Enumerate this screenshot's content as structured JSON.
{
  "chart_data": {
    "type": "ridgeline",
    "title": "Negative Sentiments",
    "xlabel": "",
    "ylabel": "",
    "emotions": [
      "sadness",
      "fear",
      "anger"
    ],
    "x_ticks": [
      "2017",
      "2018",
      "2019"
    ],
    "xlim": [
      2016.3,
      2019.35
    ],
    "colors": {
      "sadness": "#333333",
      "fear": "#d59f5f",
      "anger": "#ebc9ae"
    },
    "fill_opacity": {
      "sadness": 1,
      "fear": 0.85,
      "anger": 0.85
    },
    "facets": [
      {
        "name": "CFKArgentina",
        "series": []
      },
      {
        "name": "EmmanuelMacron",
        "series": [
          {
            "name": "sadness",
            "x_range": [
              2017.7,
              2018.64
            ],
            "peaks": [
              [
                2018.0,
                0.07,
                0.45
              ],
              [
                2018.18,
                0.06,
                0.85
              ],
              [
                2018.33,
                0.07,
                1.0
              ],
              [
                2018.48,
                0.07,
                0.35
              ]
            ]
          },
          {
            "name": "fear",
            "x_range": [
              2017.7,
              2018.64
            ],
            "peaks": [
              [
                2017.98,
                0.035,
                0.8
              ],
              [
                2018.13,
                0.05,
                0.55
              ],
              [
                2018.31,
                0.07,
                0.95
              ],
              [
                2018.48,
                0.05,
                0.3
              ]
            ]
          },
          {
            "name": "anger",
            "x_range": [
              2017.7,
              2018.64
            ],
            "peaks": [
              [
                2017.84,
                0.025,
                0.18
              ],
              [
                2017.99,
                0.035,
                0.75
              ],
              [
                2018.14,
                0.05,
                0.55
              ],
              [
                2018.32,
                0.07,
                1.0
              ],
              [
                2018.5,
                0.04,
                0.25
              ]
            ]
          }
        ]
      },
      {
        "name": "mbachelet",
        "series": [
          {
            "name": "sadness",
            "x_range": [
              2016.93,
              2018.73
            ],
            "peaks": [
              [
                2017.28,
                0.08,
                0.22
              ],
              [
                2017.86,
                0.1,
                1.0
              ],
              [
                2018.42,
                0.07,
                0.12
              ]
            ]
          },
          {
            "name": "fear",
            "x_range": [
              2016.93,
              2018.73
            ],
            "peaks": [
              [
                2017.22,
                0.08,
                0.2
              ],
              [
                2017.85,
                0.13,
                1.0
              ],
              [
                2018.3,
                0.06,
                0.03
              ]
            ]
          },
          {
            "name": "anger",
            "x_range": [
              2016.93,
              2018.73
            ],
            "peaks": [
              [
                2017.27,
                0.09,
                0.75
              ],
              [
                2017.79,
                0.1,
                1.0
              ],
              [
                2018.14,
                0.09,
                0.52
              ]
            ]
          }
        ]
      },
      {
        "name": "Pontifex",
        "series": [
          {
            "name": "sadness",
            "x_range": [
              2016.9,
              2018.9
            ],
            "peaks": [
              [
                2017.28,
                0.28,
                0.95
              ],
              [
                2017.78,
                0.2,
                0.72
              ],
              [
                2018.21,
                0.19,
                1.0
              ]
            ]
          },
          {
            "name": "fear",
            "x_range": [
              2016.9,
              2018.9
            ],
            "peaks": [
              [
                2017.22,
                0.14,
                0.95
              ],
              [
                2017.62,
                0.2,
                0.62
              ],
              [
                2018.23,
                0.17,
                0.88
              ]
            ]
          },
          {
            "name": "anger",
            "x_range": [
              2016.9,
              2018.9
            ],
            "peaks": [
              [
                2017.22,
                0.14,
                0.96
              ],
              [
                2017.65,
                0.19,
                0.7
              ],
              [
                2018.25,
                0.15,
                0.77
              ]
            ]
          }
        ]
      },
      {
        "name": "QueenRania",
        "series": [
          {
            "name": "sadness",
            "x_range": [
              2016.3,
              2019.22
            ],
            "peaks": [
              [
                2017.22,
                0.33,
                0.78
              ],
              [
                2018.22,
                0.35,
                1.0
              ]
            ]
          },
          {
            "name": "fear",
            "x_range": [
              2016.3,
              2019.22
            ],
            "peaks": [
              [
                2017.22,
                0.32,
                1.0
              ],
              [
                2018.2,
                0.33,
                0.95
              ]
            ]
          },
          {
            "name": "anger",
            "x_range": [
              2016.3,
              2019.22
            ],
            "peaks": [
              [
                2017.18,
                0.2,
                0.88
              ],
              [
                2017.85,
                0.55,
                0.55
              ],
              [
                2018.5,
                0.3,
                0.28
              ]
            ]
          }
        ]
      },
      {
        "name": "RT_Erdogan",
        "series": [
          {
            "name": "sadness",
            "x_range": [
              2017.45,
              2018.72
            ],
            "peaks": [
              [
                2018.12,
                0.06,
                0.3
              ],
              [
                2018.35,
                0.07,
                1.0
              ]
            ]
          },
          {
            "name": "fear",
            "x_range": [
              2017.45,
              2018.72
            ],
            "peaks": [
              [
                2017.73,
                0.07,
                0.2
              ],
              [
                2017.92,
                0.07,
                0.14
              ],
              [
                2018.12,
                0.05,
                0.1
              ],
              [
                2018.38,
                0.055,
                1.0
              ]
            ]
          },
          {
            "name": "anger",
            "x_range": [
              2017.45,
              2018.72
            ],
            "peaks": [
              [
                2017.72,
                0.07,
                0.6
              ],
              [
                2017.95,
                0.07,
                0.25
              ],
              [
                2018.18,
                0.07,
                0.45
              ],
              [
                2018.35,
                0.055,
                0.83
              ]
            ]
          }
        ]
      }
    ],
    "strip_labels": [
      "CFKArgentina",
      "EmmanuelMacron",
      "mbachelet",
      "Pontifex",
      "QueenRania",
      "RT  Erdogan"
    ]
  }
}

......

* _Task_
Repeat the listing above without any change.

* _Response_
Enumerate this screenshot's content as structured JSON.
{
  "chart_data": {
    "type": "ridgeline",
    "title": "Negative Sentiments",
    "xlabel": "",
    "ylabel": "",
    "emotions": [
      "sadness",
      "fear",
      "anger"
    ],
    "x_ticks": [
      "2017",
      "2018",
      "2019"
    ],
    "xlim": [
      2016.3,
      2019.35
    ],
    "colors": {
      "sadness": "#333333",
      "fear": "#d59f5f",
      "anger": "#ebc9ae"
    },
    "fill_opacity": {
      "sadness": 1,
      "fear": 0.85,
      "anger": 0.85
    },
    "facets": [
      {
        "name": "CFKArgentina",
        "series": []
      },
      {
        "name": "EmmanuelMacron",
        "series": [
          {
            "name": "sadness",
            "x_range": [
              2017.7,
              2018.64
            ],
            "peaks": [
              [
                2018.0,
                0.07,
                0.45
              ],
              [
                2018.18,
                0.06,
                0.85
              ],
              [
                2018.33,
                0.07,
                1.0
              ],
              [
                2018.48,
                0.07,
                0.35
              ]
            ]
          },
          {
            "name": "fear",
            "x_range": [
              2017.7,
              2018.64
            ],
            "peaks": [
              [
                2017.98,
                0.035,
                0.8
              ],
              [
                2018.13,
                0.05,
                0.55
              ],
              [
                2018.31,
                0.07,
                0.95
              ],
              [
                2018.48,
                0.05,
                0.3
              ]
            ]
          },
          {
            "name": "anger",
            "x_range": [
              2017.7,
              2018.64
            ],
            "peaks": [
              [
                2017.84,
                0.025,
                0.18
              ],
              [
                2017.99,
                0.035,
                0.75
              ],
              [
                2018.14,
                0.05,
                0.55
              ],
              [
                2018.32,
                0.07,
                1.0
              ],
              [
                2018.5,
                0.04,
                0.25
              ]
            ]
          }
        ]
      },
      {
        "name": "mbachelet",
        "series": [
          {
            "name": "sadness",
            "x_range": [
              2016.93,
              2018.73
            ],
            "peaks": [
              [
                2017.28,
                0.08,
                0.22
              ],
              [
                2017.86,
                0.1,
                1.0
              ],
              [
                2018.42,
                0.07,
                0.12
              ]
            ]
          },
          {
            "name": "fear",
            "x_range": [
              2016.93,
              2018.73
            ],
            "peaks": [
              [
                2017.22,
                0.08,
                0.2
              ],
              [
                2017.85,
                0.13,
                1.0
              ],
              [
                2018.3,
                0.06,
                0.03
              ]
            ]
          },
          {
            "name": "anger",
            "x_range": [
              2016.93,
              2018.73
            ],
            "peaks": [
              [
                2017.27,
                0.09,
                0.75
              ],
              [
                2017.79,
                0.1,
                1.0
              ],
              [
                2018.14,
                0.09,
                0.52
              ]
            ]
          }
        ]
      },
      {
        "name": "Pontifex",
        "series": [
          {
            "name": "sadness",
            "x_range": [
              2016.9,
              2018.9
            ],
            "peaks": [
              [
                2017.28,
                0.28,
                0.95
              ],
              [
                2017.78,
                0.2,
                0.72
              ],
              [
                2018.21,
                0.19,
                1.0
              ]
            ]
          },
          {
            "name": "fear",
            "x_range": [
              2016.9,
              2018.9
            ],
            "peaks": [
              [
                2017.22,
                0.14,
                0.95
              ],
              [
                2017.62,
                0.2,
                0.62
              ],
              [
                2018.23,
                0.17,
                0.88
              ]
            ]
          },
          {
            "name": "anger",
            "x_range": [
              2016.9,
              2018.9
            ],
            "peaks": [
              [
                2017.22,
                0.14,
                0.96
              ],
              [
                2017.65,
                0.19,
                0.7
              ],
              [
                2018.25,
                0.15,
                0.77
              ]
            ]
          }
        ]
      },
      {
        "name": "QueenRania",
        "series": [
          {
            "name": "sadness",
            "x_range": [
              2016.3,
              2019.22
            ],
            "peaks": [
              [
                2017.22,
                0.33,
                0.78
              ],
              [
                2018.22,
                0.35,
                1.0
              ]
            ]
          },
          {
            "name": "fear",
            "x_range": [
              2016.3,
              2019.22
            ],
            "peaks": [
              [
                2017.22,
                0.32,
                1.0
              ],
              [
                2018.2,
                0.33,
                0.95
              ]
            ]
          },
          {
            "name": "anger",
            "x_range": [
              2016.3,
              2019.22
            ],
            "peaks": [
              [
                2017.18,
                0.2,
                0.88
              ],
              [
                2017.85,
                0.55,
                0.55
              ],
              [
                2018.5,
                0.3,
                0.28
              ]
            ]
          }
        ]
      },
      {
        "name": "RT_Erdogan",
        "series": [
          {
            "name": "sadness",
            "x_range": [
              2017.45,
              2018.72
            ],
            "peaks": [
              [
                2018.12,
                0.06,
                0.3
              ],
              [
                2018.35,
                0.07,
                1.0
              ]
            ]
          },
          {
            "name": "fear",
            "x_range": [
              2017.45,
              2018.72
            ],
            "peaks": [
              [
                2017.73,
                0.07,
                0.2
              ],
              [
                2017.92,
                0.07,
                0.14
              ],
              [
                2018.12,
                0.05,
                0.1
              ],
              [
                2018.38,
                0.055,
                1.0
              ]
            ]
          },
          {
            "name": "anger",
            "x_range": [
              2017.45,
              2018.72
            ],
            "peaks": [
              [
                2017.72,
                0.07,
                0.6
              ],
              [
                2017.95,
                0.07,
                0.25
              ],
              [
                2018.18,
                0.07,
                0.45
              ],
              [
                2018.35,
                0.055,
                0.83
              ]
            ]
          }
        ]
      }
    ],
    "strip_labels": [
      "CFKArgentina",
      "EmmanuelMacron",
      "mbachelet",
      "Pontifex",
      "QueenRania",
      "RT  Erdogan"
    ]
  }
}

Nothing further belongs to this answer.